_Data shown_
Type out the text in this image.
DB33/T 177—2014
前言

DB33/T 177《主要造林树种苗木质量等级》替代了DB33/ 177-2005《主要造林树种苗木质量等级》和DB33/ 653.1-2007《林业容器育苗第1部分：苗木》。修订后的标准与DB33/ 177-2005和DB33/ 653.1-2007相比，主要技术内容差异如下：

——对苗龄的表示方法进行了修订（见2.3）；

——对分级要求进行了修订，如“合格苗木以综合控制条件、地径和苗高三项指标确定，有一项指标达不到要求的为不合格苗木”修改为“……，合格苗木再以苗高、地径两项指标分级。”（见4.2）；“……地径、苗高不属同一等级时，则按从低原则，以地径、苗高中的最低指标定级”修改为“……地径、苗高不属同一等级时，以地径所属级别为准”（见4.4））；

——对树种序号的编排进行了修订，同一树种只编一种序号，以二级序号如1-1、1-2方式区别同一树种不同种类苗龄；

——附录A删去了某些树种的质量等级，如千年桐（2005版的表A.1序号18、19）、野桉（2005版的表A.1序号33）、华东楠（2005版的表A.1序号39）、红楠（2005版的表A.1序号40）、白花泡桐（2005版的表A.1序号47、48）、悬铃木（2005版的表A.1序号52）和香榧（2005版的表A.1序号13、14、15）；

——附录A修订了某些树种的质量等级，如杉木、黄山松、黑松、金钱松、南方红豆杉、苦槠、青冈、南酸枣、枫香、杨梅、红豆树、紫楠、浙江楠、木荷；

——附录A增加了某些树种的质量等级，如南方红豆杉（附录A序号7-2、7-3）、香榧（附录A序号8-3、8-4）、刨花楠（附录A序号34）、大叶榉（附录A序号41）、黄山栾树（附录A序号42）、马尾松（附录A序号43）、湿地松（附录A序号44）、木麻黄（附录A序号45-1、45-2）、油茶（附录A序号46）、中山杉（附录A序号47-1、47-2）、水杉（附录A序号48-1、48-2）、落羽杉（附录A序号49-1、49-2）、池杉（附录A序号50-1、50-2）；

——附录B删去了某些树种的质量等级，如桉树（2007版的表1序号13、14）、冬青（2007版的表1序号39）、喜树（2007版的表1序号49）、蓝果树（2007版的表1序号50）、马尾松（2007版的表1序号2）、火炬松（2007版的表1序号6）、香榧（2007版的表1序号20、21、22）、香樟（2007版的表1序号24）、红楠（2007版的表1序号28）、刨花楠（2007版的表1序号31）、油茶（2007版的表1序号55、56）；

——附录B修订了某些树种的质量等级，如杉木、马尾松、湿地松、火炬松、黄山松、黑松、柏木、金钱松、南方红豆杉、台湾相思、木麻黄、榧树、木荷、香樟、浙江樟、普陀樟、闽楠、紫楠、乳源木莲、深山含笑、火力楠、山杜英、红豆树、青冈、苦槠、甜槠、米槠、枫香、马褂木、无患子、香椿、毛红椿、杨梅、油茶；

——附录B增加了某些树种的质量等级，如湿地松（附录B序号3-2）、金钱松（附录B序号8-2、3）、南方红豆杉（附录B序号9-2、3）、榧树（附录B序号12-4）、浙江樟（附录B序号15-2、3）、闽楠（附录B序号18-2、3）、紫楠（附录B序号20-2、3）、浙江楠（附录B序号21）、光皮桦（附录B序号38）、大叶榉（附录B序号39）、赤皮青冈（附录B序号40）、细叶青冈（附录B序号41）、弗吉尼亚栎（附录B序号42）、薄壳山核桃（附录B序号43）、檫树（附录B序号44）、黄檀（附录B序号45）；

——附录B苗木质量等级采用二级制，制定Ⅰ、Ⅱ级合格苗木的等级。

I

_Work to do_
All of the data needs to be reproduced exactly, with no line missing.

_Written answer_
Type out the text in this image.
DB33/T 177—2014
前言

DB33/T 177《主要造林树种苗木质量等级》替代了DB33/ 177-2005《主要造林树种苗木质量等级》和DB33/ 653.1-2007《林业容器育苗第1部分：苗木》。修订后的标准与DB33/ 177-2005和DB33/ 653.1-2007相比，主要技术内容差异如下：

——对苗龄的表示方法进行了修订（见2.3）；

——对分级要求进行了修订，如“合格苗木以综合控制条件、地径和苗高三项指标确定，有一项指标达不到要求的为不合格苗木”修改为“……，合格苗木再以苗高、地径两项指标分级。”（见4.2）；“……地径、苗高不属同一等级时，则按从低原则，以地径、苗高中的最低指标定级”修改为“……地径、苗高不属同一等级时，以地径所属级别为准”（见4.4））；

——对树种序号的编排进行了修订，同一树种只编一种序号，以二级序号如1-1、1-2方式区别同一树种不同种类苗龄；

——附录A删去了某些树种的质量等级，如千年桐（2005版的表A.1序号18、19）、野桉（2005版的表A.1序号33）、华东楠（2005版的表A.1序号39）、红楠（2005版的表A.1序号40）、白花泡桐（2005版的表A.1序号47、48）、悬铃木（2005版的表A.1序号52）和香榧（2005版的表A.1序号13、14、15）；

——附录A修订了某些树种的质量等级，如杉木、黄山松、黑松、金钱松、南方红豆杉、苦槠、青冈、南酸枣、枫香、杨梅、红豆树、紫楠、浙江楠、木荷；

——附录A增加了某些树种的质量等级，如南方红豆杉（附录A序号7-2、7-3）、香榧（附录A序号8-3、8-4）、刨花楠（附录A序号34）、大叶榉（附录A序号41）、黄山栾树（附录A序号42）、马尾松（附录A序号43）、湿地松（附录A序号44）、木麻黄（附录A序号45-1、45-2）、油茶（附录A序号46）、中山杉（附录A序号47-1、47-2）、水杉（附录A序号48-1、48-2）、落羽杉（附录A序号49-1、49-2）、池杉（附录A序号50-1、50-2）；

——附录B删去了某些树种的质量等级，如桉树（2007版的表1序号13、14）、冬青（2007版的表1序号39）、喜树（2007版的表1序号49）、蓝果树（2007版的表1序号50）、马尾松（2007版的表1序号2）、火炬松（2007版的表1序号6）、香榧（2007版的表1序号20、21、22）、香樟（2007版的表1序号24）、红楠（2007版的表1序号28）、刨花楠（2007版的表1序号31）、油茶（2007版的表1序号55、56）；

——附录B修订了某些树种的质量等级，如杉木、马尾松、湿地松、火炬松、黄山松、黑松、柏木、金钱松、南方红豆杉、台湾相思、木麻黄、榧树、木荷、香樟、浙江樟、普陀樟、闽楠、紫楠、乳源木莲、深山含笑、火力楠、山杜英、红豆树、青冈、苦槠、甜槠、米槠、枫香、马褂木、无患子、香椿、毛红椿、杨梅、油茶；

——附录B增加了某些树种的质量等级，如湿地松（附录B序号3-2）、金钱松（附录B序号8-2、3）、南方红豆杉（附录B序号9-2、3）、榧树（附录B序号12-4）、浙江樟（附录B序号15-2、3）、闽楠（附录B序号18-2、3）、紫楠（附录B序号20-2、3）、浙江楠（附录B序号21）、光皮桦（附录B序号38）、大叶榉（附录B序号39）、赤皮青冈（附录B序号40）、细叶青冈（附录B序号41）、弗吉尼亚栎（附录B序号42）、薄壳山核桃（附录B序号43）、檫树（附录B序号44）、黄檀（附录B序号45）；

——附录B苗木质量等级采用二级制，制定Ⅰ、Ⅱ级合格苗木的等级。

I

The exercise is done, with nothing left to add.